**What the task asks**
Repeat every line of the listing below exactly, minus the pictures.

**Extracted material**
+ + +
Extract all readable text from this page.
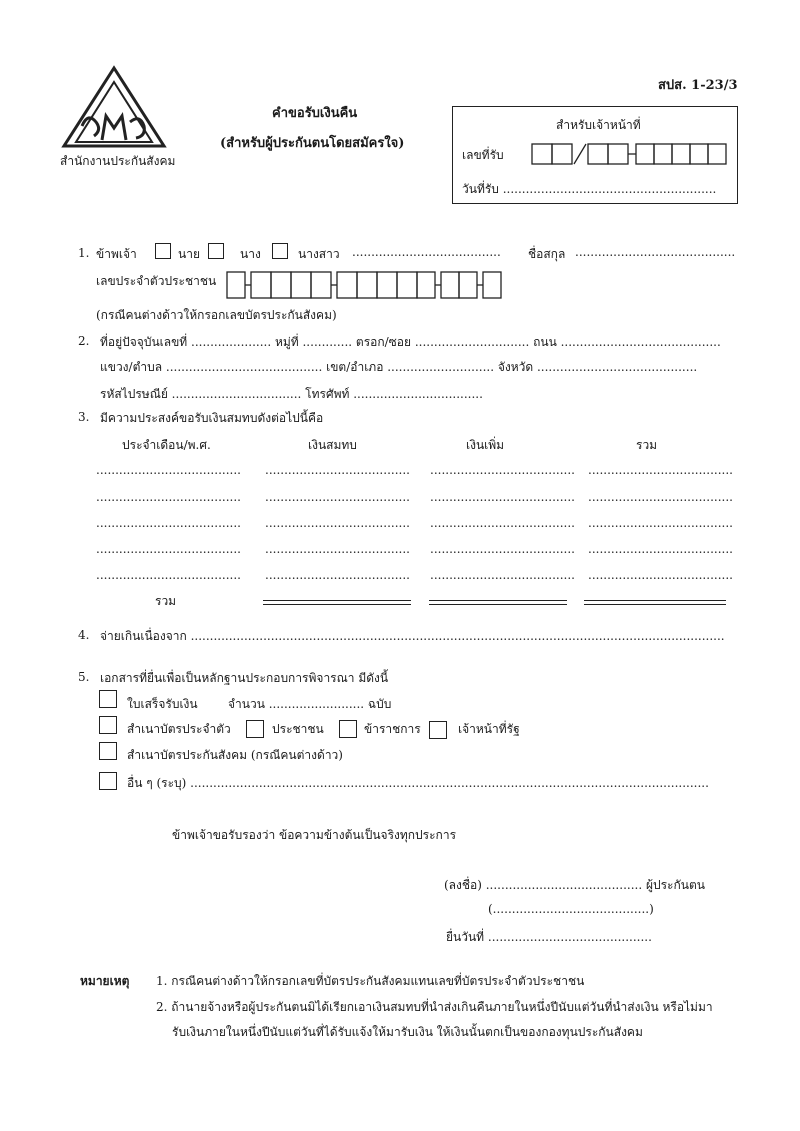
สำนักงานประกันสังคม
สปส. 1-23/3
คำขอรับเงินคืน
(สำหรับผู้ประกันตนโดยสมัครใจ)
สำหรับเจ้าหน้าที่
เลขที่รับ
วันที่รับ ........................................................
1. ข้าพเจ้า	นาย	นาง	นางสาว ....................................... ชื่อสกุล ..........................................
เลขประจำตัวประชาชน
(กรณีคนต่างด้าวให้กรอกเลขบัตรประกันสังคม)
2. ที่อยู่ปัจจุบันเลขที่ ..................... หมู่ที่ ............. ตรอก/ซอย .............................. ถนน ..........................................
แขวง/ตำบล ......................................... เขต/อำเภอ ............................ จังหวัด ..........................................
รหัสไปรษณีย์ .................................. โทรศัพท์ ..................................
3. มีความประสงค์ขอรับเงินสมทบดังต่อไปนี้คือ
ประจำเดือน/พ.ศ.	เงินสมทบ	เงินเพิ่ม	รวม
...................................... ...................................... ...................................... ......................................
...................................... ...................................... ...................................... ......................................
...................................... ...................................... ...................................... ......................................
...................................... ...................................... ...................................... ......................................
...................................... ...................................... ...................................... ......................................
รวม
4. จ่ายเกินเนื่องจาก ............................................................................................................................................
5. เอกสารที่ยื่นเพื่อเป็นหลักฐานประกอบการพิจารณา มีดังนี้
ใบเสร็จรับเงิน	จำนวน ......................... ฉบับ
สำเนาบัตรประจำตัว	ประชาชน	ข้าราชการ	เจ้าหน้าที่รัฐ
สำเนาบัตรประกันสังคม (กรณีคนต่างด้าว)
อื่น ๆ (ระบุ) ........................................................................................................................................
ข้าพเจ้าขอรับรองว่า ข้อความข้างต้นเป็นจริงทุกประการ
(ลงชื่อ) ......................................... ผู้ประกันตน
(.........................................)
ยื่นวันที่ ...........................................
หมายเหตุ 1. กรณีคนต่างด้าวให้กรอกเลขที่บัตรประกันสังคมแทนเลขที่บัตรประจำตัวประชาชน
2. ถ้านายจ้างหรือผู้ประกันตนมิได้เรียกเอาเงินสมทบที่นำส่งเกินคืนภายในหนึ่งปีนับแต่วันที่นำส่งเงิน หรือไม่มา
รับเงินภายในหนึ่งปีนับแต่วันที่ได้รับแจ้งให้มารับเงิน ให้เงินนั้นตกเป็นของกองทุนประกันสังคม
+ + +
**The answer**
Extract all readable text from this page.
สำนักงานประกันสังคม
สปส. 1-23/3
คำขอรับเงินคืน
(สำหรับผู้ประกันตนโดยสมัครใจ)
สำหรับเจ้าหน้าที่
เลขที่รับ
วันที่รับ ........................................................
1. ข้าพเจ้า	นาย	นาง	นางสาว ....................................... ชื่อสกุล ..........................................
เลขประจำตัวประชาชน
(กรณีคนต่างด้าวให้กรอกเลขบัตรประกันสังคม)
2. ที่อยู่ปัจจุบันเลขที่ ..................... หมู่ที่ ............. ตรอก/ซอย .............................. ถนน ..........................................
แขวง/ตำบล ......................................... เขต/อำเภอ ............................ จังหวัด ..........................................
รหัสไปรษณีย์ .................................. โทรศัพท์ ..................................
3. มีความประสงค์ขอรับเงินสมทบดังต่อไปนี้คือ
ประจำเดือน/พ.ศ.	เงินสมทบ	เงินเพิ่ม	รวม
...................................... ...................................... ...................................... ......................................
...................................... ...................................... ...................................... ......................................
...................................... ...................................... ...................................... ......................................
...................................... ...................................... ...................................... ......................................
...................................... ...................................... ...................................... ......................................
รวม
4. จ่ายเกินเนื่องจาก ............................................................................................................................................
5. เอกสารที่ยื่นเพื่อเป็นหลักฐานประกอบการพิจารณา มีดังนี้
ใบเสร็จรับเงิน	จำนวน ......................... ฉบับ
สำเนาบัตรประจำตัว	ประชาชน	ข้าราชการ	เจ้าหน้าที่รัฐ
สำเนาบัตรประกันสังคม (กรณีคนต่างด้าว)
อื่น ๆ (ระบุ) ........................................................................................................................................
ข้าพเจ้าขอรับรองว่า ข้อความข้างต้นเป็นจริงทุกประการ
(ลงชื่อ) ......................................... ผู้ประกันตน
(.........................................)
ยื่นวันที่ ...........................................
หมายเหตุ 1. กรณีคนต่างด้าวให้กรอกเลขที่บัตรประกันสังคมแทนเลขที่บัตรประจำตัวประชาชน
2. ถ้านายจ้างหรือผู้ประกันตนมิได้เรียกเอาเงินสมทบที่นำส่งเกินคืนภายในหนึ่งปีนับแต่วันที่นำส่งเงิน หรือไม่มา
รับเงินภายในหนึ่งปีนับแต่วันที่ได้รับแจ้งให้มารับเงิน ให้เงินนั้นตกเป็นของกองทุนประกันสังคม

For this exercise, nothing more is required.